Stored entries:

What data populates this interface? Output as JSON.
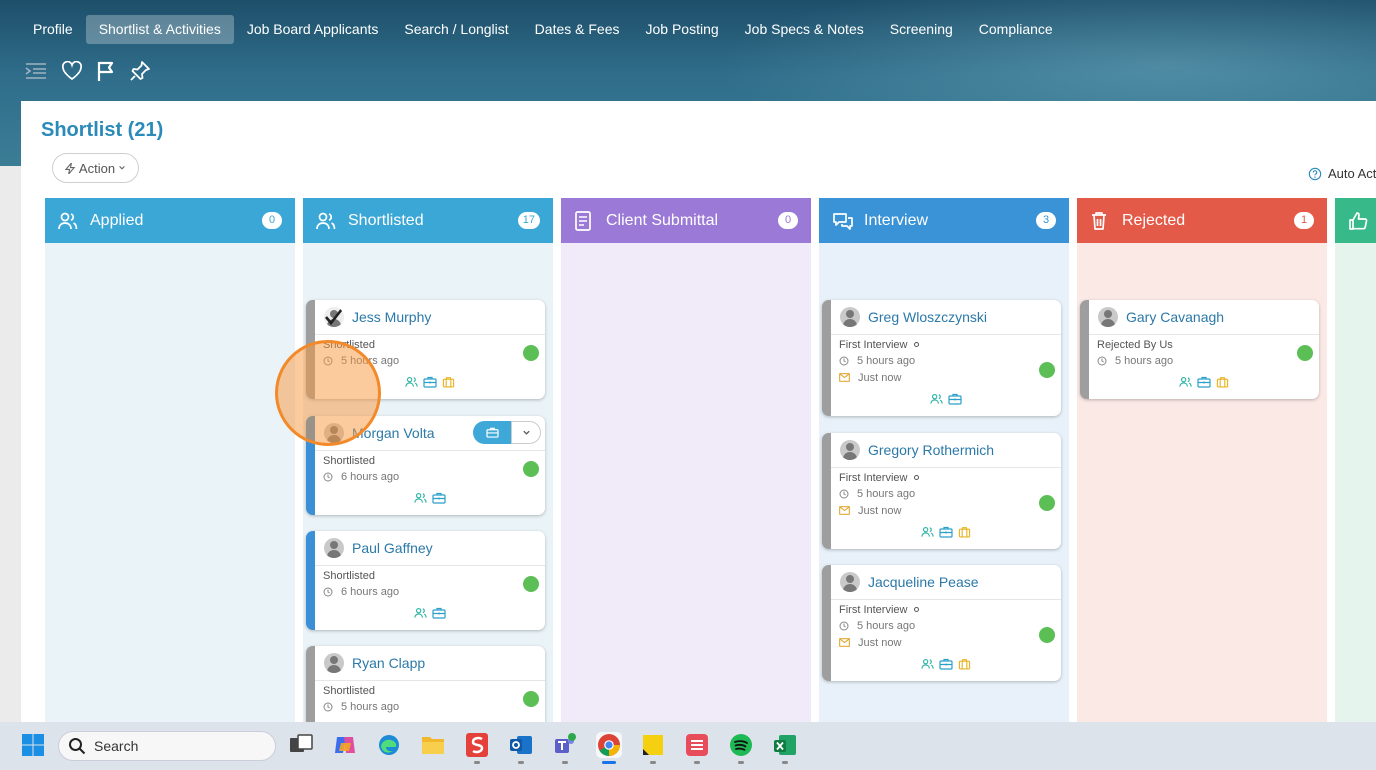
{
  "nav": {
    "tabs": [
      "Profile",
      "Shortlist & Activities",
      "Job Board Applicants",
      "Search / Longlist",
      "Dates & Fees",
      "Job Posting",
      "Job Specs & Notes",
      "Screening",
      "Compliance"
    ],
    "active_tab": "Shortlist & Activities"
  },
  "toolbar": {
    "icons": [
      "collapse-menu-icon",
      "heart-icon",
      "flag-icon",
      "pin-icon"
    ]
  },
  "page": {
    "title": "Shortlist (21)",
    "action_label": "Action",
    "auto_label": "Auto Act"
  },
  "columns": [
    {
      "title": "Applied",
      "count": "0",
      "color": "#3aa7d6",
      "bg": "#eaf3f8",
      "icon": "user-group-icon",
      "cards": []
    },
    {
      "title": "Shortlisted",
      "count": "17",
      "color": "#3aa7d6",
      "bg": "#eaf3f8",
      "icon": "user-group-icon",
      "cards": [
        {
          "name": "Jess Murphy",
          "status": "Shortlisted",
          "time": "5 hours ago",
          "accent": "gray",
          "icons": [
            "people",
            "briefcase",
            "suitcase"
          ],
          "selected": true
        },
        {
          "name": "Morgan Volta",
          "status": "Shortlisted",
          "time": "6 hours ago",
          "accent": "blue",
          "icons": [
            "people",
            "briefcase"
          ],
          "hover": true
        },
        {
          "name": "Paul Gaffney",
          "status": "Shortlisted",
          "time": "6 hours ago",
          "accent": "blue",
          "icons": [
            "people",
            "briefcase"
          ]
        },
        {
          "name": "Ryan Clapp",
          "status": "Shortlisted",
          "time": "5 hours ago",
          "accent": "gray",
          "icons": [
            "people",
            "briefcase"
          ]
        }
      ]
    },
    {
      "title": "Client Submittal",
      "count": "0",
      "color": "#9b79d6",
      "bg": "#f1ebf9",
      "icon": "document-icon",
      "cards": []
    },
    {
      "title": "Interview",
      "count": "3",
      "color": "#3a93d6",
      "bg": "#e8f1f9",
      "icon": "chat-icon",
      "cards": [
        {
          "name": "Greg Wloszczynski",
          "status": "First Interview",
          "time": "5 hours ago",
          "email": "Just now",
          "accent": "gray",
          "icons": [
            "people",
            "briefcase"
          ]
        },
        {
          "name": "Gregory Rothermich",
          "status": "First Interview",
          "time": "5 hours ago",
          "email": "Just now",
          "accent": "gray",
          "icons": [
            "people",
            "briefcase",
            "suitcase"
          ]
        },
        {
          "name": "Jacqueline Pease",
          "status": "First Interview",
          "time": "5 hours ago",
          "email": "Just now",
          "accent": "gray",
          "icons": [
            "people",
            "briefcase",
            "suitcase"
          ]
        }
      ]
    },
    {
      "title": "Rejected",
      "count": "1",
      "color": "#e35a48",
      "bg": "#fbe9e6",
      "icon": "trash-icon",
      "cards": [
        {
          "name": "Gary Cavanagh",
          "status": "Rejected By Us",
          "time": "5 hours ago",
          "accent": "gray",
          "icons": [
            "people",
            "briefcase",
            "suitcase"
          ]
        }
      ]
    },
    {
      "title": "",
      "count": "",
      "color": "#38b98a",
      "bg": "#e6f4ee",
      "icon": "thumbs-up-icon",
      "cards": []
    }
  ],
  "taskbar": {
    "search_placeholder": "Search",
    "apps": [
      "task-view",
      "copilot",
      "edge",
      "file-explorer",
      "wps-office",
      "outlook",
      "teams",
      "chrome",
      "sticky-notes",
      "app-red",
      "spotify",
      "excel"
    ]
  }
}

* * *

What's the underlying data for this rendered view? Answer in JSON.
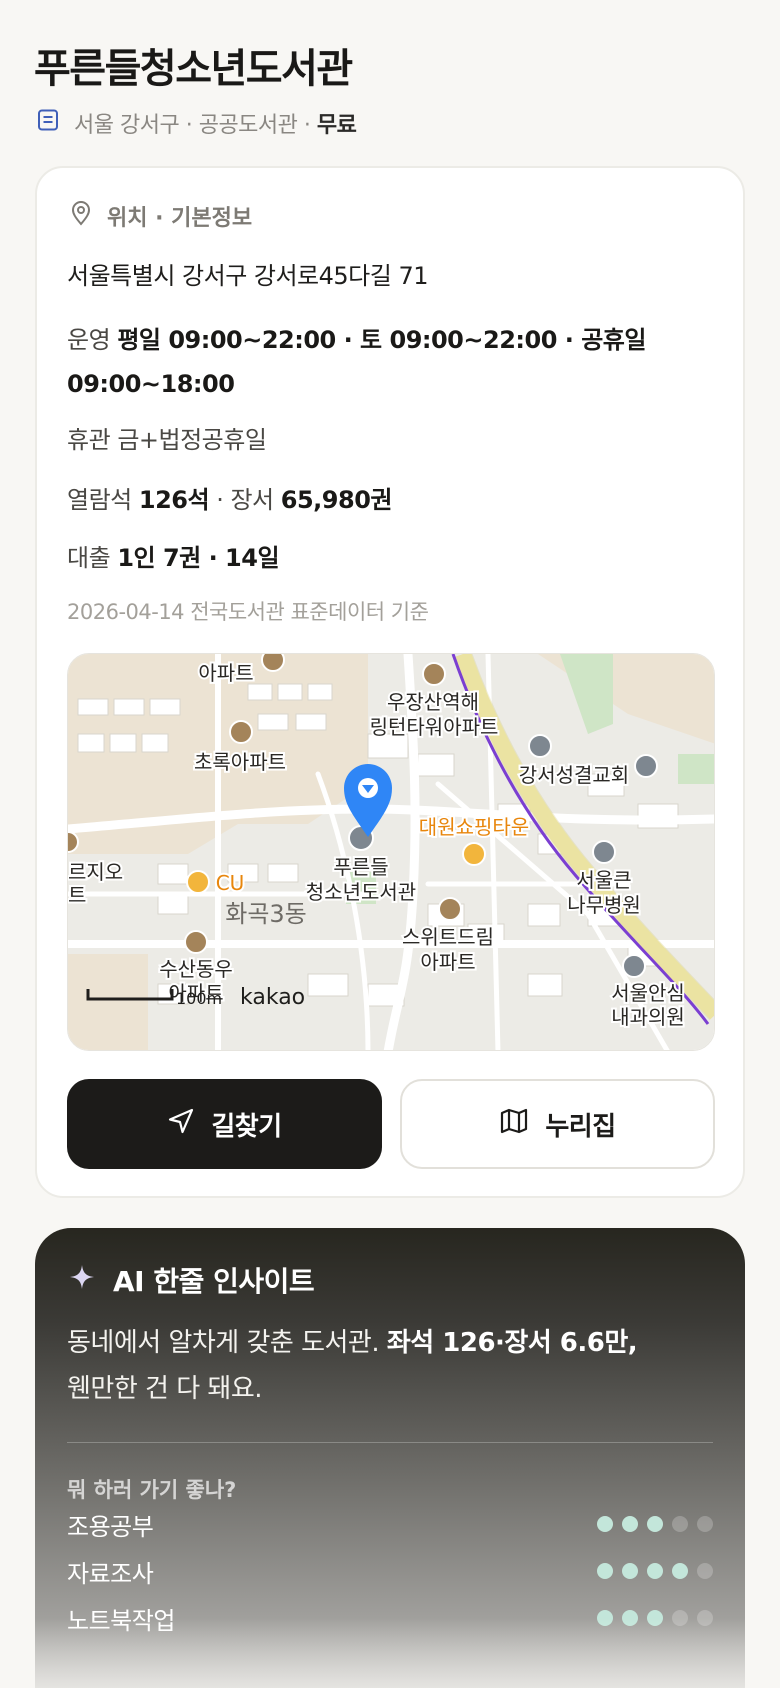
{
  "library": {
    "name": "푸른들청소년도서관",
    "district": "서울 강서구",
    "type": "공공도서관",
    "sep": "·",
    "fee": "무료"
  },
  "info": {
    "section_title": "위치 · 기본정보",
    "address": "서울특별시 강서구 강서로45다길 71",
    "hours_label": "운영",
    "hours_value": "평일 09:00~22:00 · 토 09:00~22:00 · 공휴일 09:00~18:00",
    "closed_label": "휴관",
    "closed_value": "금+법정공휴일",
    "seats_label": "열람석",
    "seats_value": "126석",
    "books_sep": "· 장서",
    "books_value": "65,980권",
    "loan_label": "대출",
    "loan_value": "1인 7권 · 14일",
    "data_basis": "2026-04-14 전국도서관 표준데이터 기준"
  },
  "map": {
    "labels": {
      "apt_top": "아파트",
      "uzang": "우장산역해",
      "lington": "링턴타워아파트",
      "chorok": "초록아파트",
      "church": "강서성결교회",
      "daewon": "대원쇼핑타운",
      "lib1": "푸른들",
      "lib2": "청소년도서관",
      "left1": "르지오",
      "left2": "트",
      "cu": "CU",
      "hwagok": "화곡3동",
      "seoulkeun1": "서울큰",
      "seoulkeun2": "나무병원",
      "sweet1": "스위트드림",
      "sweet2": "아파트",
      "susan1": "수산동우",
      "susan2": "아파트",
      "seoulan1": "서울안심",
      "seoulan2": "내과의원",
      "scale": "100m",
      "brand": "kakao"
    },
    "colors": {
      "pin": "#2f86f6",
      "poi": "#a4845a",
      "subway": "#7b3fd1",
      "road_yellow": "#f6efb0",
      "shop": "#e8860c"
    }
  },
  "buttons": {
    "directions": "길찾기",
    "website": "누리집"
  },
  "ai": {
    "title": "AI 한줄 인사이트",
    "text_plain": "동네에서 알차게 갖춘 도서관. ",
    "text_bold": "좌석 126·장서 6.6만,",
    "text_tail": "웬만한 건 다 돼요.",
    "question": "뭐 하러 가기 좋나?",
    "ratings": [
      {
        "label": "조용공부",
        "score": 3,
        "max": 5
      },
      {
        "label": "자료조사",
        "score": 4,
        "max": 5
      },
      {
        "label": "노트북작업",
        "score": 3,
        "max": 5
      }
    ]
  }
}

EXERCISE DESCRIPTION.
Give the number of lines in the listing above that hold the string "What", with nothing else.

SOLVED PROBLEM.
2